SET EXERCISE: Records follow. Pull out every line that contains "骨髓和淋巴结".

ENTRIES PROVIDED:
## START

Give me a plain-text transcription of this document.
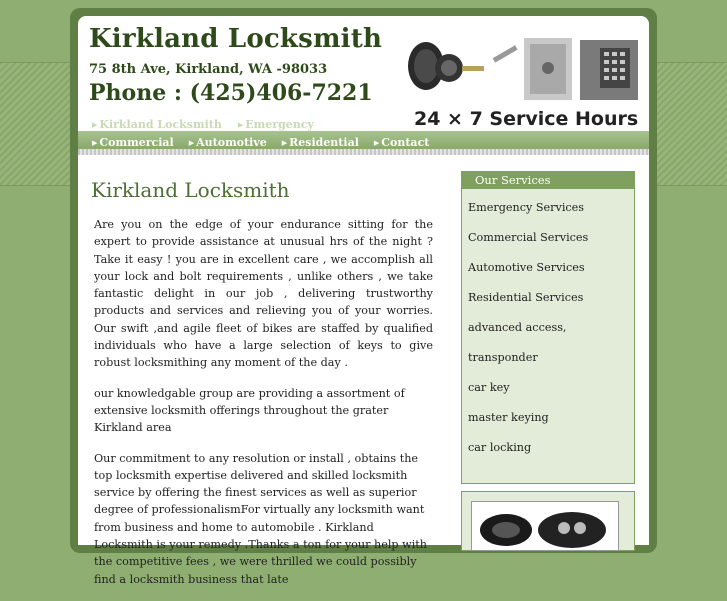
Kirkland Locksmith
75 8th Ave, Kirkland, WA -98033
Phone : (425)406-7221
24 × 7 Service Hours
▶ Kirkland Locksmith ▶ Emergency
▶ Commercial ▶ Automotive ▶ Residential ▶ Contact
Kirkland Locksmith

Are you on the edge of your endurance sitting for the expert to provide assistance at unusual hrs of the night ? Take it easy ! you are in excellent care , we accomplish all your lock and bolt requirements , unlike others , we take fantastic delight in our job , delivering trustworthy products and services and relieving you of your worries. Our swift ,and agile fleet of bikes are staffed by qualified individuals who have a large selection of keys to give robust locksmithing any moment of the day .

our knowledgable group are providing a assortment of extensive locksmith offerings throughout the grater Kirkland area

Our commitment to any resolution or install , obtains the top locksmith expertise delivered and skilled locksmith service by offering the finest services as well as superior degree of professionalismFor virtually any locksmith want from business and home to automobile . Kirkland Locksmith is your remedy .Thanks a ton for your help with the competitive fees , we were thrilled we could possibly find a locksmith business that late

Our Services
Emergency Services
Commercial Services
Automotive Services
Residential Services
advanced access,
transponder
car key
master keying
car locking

## END
## START

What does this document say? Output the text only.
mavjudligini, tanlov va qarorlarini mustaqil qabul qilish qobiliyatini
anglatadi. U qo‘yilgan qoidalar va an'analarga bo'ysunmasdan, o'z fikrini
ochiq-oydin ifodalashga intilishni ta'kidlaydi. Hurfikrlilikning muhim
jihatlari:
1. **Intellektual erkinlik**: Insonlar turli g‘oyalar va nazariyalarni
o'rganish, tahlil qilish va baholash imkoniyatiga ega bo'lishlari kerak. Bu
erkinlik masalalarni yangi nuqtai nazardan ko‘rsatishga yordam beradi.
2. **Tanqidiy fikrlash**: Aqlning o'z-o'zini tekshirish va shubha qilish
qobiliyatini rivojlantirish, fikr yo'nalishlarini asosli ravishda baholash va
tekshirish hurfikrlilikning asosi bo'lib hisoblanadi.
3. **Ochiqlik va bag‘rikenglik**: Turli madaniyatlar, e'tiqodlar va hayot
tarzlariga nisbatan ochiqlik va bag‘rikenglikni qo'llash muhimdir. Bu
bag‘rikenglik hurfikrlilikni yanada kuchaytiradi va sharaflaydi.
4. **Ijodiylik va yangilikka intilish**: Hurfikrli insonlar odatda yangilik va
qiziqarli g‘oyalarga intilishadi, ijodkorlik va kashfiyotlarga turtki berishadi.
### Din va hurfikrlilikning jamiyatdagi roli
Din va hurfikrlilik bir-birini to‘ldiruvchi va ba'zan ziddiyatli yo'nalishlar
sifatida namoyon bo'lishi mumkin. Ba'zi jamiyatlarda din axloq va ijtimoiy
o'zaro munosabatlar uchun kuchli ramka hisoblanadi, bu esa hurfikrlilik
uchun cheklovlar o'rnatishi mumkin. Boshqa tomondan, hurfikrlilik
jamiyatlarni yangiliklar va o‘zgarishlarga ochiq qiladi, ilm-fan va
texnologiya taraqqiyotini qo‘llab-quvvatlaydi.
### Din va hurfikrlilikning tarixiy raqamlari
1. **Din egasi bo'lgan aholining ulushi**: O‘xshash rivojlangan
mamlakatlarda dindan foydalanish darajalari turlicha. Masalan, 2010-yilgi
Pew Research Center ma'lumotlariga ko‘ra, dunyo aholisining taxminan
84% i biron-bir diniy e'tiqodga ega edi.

## END
## START

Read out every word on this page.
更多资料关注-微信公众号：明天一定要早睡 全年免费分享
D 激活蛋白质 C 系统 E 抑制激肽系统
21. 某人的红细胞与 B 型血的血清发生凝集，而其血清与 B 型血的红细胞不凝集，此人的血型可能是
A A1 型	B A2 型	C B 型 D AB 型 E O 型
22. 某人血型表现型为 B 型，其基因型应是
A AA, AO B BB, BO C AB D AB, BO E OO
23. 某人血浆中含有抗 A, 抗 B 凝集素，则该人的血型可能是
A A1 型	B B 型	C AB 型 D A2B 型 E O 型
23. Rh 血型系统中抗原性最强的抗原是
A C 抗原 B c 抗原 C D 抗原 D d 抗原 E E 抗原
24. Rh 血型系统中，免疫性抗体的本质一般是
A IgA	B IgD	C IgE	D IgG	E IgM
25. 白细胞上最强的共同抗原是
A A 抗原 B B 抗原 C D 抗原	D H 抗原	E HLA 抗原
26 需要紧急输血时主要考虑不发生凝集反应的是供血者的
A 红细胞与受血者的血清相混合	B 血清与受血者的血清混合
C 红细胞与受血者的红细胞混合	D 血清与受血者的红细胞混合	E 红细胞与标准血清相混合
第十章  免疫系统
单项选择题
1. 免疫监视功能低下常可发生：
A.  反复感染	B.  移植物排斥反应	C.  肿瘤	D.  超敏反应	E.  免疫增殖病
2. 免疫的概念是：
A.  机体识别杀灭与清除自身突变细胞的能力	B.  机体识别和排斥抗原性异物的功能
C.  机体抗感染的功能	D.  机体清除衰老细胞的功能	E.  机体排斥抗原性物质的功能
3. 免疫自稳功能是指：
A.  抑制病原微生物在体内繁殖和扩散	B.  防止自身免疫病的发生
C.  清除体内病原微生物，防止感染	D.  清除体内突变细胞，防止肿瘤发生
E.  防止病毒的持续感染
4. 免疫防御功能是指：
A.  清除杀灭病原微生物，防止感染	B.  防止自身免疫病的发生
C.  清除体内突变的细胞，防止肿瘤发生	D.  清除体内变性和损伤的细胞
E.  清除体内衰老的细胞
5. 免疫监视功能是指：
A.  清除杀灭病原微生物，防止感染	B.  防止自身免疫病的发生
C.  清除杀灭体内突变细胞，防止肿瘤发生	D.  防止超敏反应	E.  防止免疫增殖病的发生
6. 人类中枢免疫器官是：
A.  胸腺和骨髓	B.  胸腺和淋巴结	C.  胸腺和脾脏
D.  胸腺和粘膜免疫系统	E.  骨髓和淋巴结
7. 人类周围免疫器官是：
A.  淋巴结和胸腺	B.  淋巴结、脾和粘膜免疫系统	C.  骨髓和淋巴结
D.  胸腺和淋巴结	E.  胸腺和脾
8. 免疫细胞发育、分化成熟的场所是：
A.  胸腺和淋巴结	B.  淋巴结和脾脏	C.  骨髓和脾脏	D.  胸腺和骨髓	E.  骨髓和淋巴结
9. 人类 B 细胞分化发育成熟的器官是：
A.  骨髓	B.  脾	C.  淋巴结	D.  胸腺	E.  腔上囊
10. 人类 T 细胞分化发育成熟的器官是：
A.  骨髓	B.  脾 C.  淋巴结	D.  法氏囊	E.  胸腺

## END

WORKED ANSWER:
D.  胸腺和粘膜免疫系统	E.  骨髓和淋巴结
A.  淋巴结和胸腺	B.  淋巴结、脾和粘膜免疫系统	C.  骨髓和淋巴结
A.  胸腺和淋巴结	B.  淋巴结和脾脏	C.  骨髓和脾脏	D.  胸腺和骨髓	E.  骨髓和淋巴结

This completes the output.